[Collected data entries]
┌──

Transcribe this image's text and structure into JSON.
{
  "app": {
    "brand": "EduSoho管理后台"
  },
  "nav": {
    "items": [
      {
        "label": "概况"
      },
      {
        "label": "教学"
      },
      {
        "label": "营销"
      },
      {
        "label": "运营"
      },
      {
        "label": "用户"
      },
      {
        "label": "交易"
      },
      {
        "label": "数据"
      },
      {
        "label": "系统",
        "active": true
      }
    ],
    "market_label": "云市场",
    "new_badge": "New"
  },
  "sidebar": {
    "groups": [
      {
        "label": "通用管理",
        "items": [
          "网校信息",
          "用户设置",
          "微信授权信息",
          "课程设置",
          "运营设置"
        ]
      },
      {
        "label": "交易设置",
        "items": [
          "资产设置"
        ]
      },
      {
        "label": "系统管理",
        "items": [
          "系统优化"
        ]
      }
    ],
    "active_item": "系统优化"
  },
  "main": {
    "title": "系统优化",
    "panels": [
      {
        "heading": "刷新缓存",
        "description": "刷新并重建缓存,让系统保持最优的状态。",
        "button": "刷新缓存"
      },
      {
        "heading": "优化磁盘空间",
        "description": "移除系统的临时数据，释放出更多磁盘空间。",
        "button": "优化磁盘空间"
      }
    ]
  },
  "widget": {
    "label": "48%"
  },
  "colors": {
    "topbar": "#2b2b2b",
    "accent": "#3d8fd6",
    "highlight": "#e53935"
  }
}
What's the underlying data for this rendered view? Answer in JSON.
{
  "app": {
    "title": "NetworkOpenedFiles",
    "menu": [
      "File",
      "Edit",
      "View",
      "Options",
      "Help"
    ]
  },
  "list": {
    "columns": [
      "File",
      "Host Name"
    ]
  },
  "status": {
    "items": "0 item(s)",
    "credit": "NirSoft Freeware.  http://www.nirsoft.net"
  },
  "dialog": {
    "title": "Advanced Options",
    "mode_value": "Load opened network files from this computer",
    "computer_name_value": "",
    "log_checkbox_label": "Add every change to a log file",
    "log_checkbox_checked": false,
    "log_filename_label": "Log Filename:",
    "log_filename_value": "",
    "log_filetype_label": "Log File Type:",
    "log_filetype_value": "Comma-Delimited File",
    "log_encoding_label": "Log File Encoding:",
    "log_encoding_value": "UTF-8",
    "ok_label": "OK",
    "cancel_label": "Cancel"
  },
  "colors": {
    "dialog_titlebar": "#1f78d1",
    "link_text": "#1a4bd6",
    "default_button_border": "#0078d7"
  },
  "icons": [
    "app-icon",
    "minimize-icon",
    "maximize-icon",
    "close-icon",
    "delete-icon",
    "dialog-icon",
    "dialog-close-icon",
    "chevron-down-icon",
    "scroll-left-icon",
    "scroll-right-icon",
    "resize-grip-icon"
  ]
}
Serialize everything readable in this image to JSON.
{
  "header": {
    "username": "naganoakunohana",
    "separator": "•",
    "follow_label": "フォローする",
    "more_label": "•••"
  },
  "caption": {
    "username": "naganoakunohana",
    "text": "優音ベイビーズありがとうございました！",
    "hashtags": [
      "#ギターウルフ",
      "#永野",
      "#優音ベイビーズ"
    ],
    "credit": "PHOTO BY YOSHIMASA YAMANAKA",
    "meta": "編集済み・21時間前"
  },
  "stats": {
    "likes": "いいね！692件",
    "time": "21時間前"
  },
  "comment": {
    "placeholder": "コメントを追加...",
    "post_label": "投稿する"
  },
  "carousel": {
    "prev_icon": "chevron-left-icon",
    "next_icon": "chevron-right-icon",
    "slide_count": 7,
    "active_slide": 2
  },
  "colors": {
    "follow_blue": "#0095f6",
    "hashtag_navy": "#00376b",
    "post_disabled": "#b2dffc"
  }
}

└──

#### [JOB]
What is the number of lines that hold the string "right"? Give it alone.

#### [RESPONSE TO THE EXERCISE]
2